> _Description of the task_: In the material below, the lines containing the word "sales" are required; copy each of them.

> _Raw records_:
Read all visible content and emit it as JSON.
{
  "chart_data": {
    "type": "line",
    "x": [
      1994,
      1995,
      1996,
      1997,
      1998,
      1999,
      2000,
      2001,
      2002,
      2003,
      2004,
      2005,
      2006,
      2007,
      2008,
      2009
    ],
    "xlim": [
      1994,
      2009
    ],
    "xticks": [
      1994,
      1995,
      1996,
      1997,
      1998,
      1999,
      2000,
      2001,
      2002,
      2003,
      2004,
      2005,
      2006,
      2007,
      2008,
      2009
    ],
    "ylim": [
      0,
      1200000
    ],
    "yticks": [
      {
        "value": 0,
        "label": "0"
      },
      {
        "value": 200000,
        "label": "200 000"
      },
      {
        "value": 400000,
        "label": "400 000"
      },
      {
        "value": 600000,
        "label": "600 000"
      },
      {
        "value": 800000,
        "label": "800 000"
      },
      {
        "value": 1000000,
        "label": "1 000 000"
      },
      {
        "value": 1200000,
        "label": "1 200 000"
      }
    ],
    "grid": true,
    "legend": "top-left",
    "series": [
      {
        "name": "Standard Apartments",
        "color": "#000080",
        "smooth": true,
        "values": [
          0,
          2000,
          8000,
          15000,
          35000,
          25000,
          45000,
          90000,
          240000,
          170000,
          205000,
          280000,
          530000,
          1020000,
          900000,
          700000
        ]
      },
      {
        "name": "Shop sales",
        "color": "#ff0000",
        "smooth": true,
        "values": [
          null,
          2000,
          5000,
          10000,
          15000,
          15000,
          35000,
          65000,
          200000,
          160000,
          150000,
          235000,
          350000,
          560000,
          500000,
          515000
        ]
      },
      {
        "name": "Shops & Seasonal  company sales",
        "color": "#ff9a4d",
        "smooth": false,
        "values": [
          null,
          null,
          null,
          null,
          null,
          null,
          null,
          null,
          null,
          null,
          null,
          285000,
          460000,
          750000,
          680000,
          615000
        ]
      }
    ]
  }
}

> _Worked answer_:
        "name": "Shop sales",
        "name": "Shops & Seasonal  company sales",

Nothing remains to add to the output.